Given request
Keep the pictures out and restate every record exactly.

** Start Information given **

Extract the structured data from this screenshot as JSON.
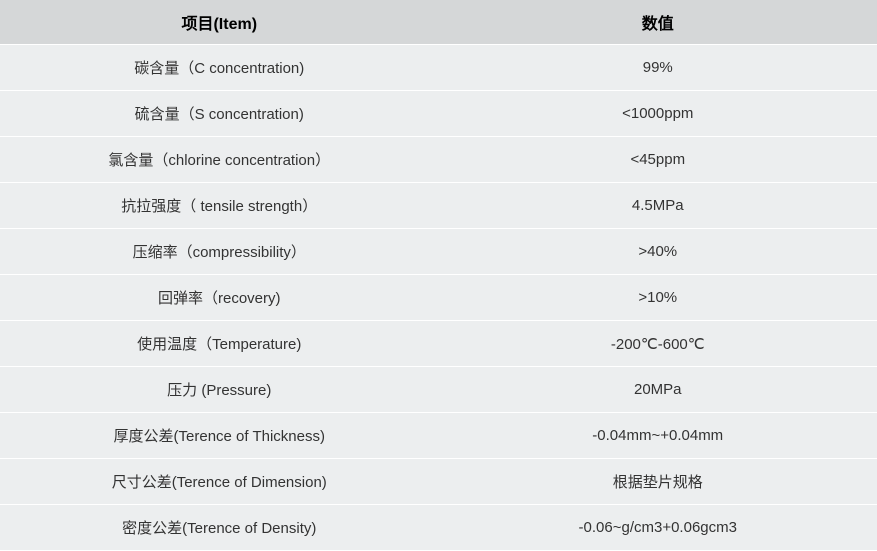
{
  "table": {
    "header_bg": "#d5d7d8",
    "row_bg": "#eceeef",
    "border_color": "#ffffff",
    "text_color": "#333333",
    "header_text_color": "#000000",
    "header_fontsize": 16,
    "cell_fontsize": 15,
    "columns": [
      {
        "key": "item",
        "label": "项目(Item)",
        "width_pct": 50
      },
      {
        "key": "value",
        "label": "数值",
        "width_pct": 50
      }
    ],
    "rows": [
      {
        "item": "碳含量（C concentration)",
        "value": "99%"
      },
      {
        "item": "硫含量（S concentration)",
        "value": "<1000ppm"
      },
      {
        "item": "氯含量（chlorine concentration）",
        "value": "<45ppm"
      },
      {
        "item": "抗拉强度（ tensile strength）",
        "value": "4.5MPa"
      },
      {
        "item": "压缩率（compressibility）",
        "value": ">40%"
      },
      {
        "item": "回弹率（recovery)",
        "value": ">10%"
      },
      {
        "item": "使用温度（Temperature)",
        "value": "-200℃-600℃"
      },
      {
        "item": "压力 (Pressure)",
        "value": "20MPa"
      },
      {
        "item": "厚度公差(Terence of Thickness)",
        "value": "-0.04mm~+0.04mm"
      },
      {
        "item": "尺寸公差(Terence of Dimension)",
        "value": "根据垫片规格"
      },
      {
        "item": "密度公差(Terence of Density)",
        "value": "-0.06~g/cm3+0.06gcm3"
      }
    ]
  }
}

** End Information given **

Task result
Extract the structured data from this screenshot as JSON.
{
  "table": {
    "header_bg": "#d5d7d8",
    "row_bg": "#eceeef",
    "border_color": "#ffffff",
    "text_color": "#333333",
    "header_text_color": "#000000",
    "header_fontsize": 16,
    "cell_fontsize": 15,
    "columns": [
      {
        "key": "item",
        "label": "项目(Item)",
        "width_pct": 50
      },
      {
        "key": "value",
        "label": "数值",
        "width_pct": 50
      }
    ],
    "rows": [
      {
        "item": "碳含量（C concentration)",
        "value": "99%"
      },
      {
        "item": "硫含量（S concentration)",
        "value": "<1000ppm"
      },
      {
        "item": "氯含量（chlorine concentration）",
        "value": "<45ppm"
      },
      {
        "item": "抗拉强度（ tensile strength）",
        "value": "4.5MPa"
      },
      {
        "item": "压缩率（compressibility）",
        "value": ">40%"
      },
      {
        "item": "回弹率（recovery)",
        "value": ">10%"
      },
      {
        "item": "使用温度（Temperature)",
        "value": "-200℃-600℃"
      },
      {
        "item": "压力 (Pressure)",
        "value": "20MPa"
      },
      {
        "item": "厚度公差(Terence of Thickness)",
        "value": "-0.04mm~+0.04mm"
      },
      {
        "item": "尺寸公差(Terence of Dimension)",
        "value": "根据垫片规格"
      },
      {
        "item": "密度公差(Terence of Density)",
        "value": "-0.06~g/cm3+0.06gcm3"
      }
    ]
  }
}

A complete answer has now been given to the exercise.